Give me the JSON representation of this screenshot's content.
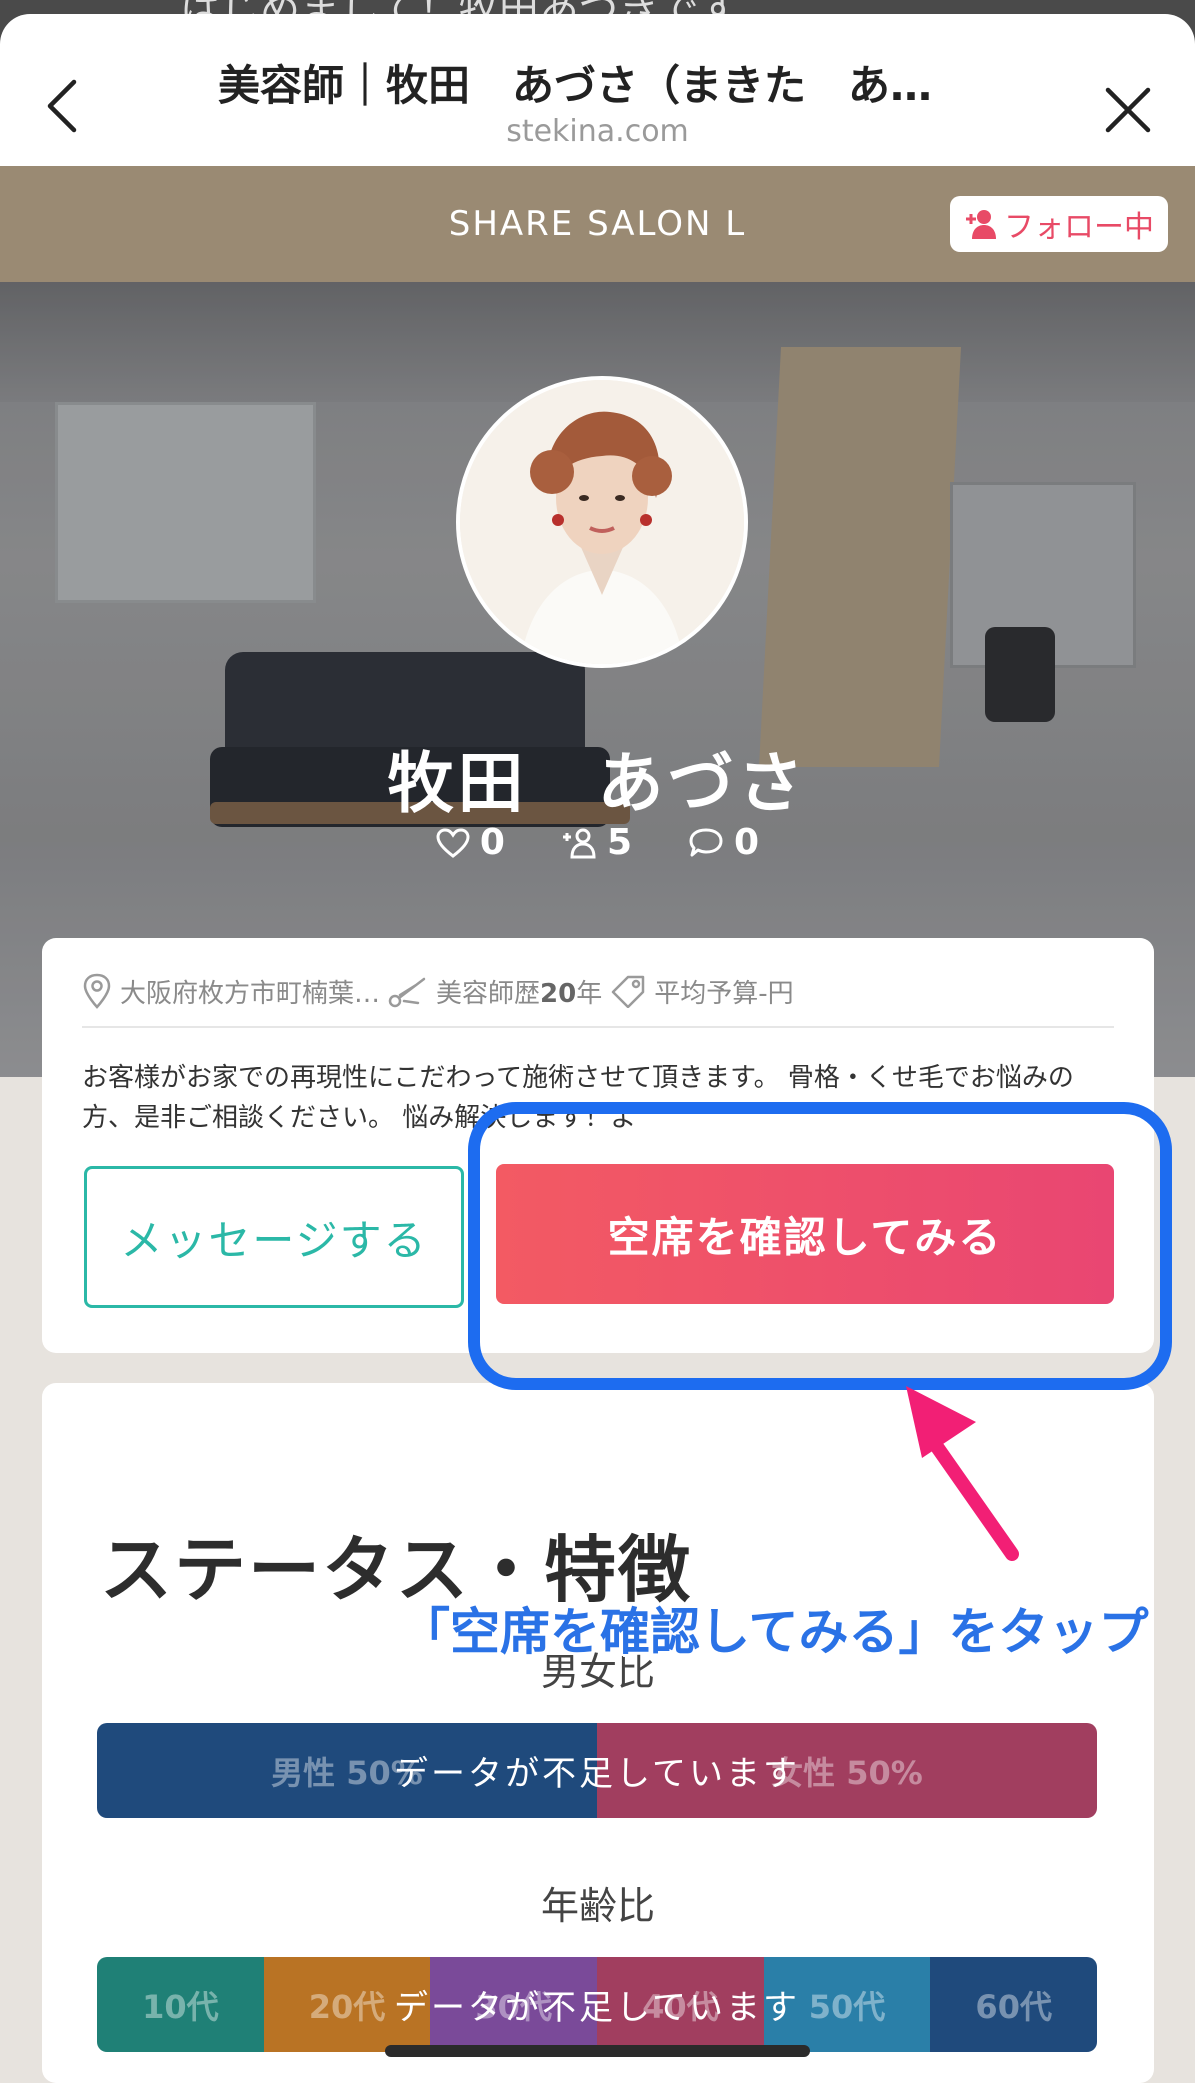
{
  "behind_text": "はじめまして！牧田あづきです",
  "header": {
    "title": "美容師｜牧田　あづさ（まきた　あ…",
    "domain": "stekina.com"
  },
  "salon": {
    "name": "SHARE SALON L",
    "follow_label": "フォロー中"
  },
  "profile": {
    "name": "牧田　あづさ",
    "likes": "0",
    "followers": "5",
    "comments": "0",
    "location": "大阪府枚方市町楠葉…",
    "experience_prefix": "美容師歴",
    "experience_years": "20",
    "experience_unit": "年",
    "budget": "平均予算-円",
    "bio": "お客様がお家での再現性にこだわって施術させて頂きます。 骨格・くせ毛でお悩みの方、是非ご相談ください。 悩み解決します！よ"
  },
  "actions": {
    "message_label": "メッセージする",
    "check_label": "空席を確認してみる"
  },
  "status": {
    "title": "ステータス・特徴",
    "gender_label": "男女比",
    "gender_segments": [
      "男性 50%",
      "女性 50%"
    ],
    "gender_message": "データが不足しています",
    "age_label": "年齢比",
    "age_segments": [
      "10代",
      "20代",
      "30代",
      "40代",
      "50代",
      "60代"
    ],
    "age_message": "データが不足しています"
  },
  "annotation": "「空席を確認してみる」をタップ",
  "colors": {
    "accent_teal": "#2bb8a7",
    "accent_red": "#ee4f6c",
    "highlight_blue": "#1d6cf0",
    "annotation_blue": "#2a72e6",
    "salon_band": "#9a8a73"
  }
}
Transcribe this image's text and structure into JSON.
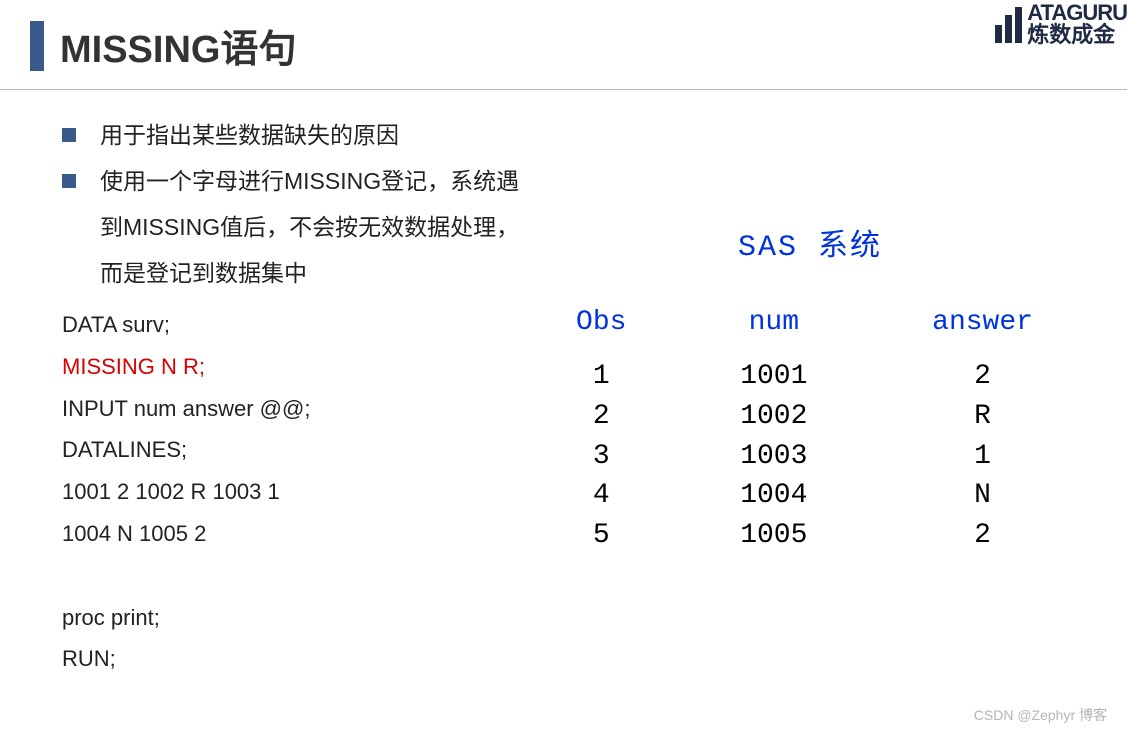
{
  "header": {
    "title": "MISSING语句",
    "logo_line1": "ATAGURU",
    "logo_line2": "炼数成金"
  },
  "bullets": [
    "用于指出某些数据缺失的原因",
    "使用一个字母进行MISSING登记，系统遇到MISSING值后，不会按无效数据处理，而是登记到数据集中"
  ],
  "code": {
    "line1": "DATA surv;",
    "line2": "MISSING N R;",
    "line3": "INPUT num answer @@;",
    "line4": "DATALINES;",
    "line5": "1001 2  1002 R  1003 1",
    "line6": "1004 N  1005 2",
    "line7": "",
    "line8": "proc print;",
    "line9": "RUN;"
  },
  "sas": {
    "title": "SAS 系统",
    "columns": [
      "Obs",
      "num",
      "answer"
    ],
    "rows": [
      {
        "obs": "1",
        "num": "1001",
        "answer": "2"
      },
      {
        "obs": "2",
        "num": "1002",
        "answer": "R"
      },
      {
        "obs": "3",
        "num": "1003",
        "answer": "1"
      },
      {
        "obs": "4",
        "num": "1004",
        "answer": "N"
      },
      {
        "obs": "5",
        "num": "1005",
        "answer": "2"
      }
    ]
  },
  "watermark": "CSDN @Zephyr 博客"
}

GOAL OF THE EXERCISE: Look back over the material above and state how many lines hold the word "JSON". Write the number and nothing else.

FULL ANSWER: 2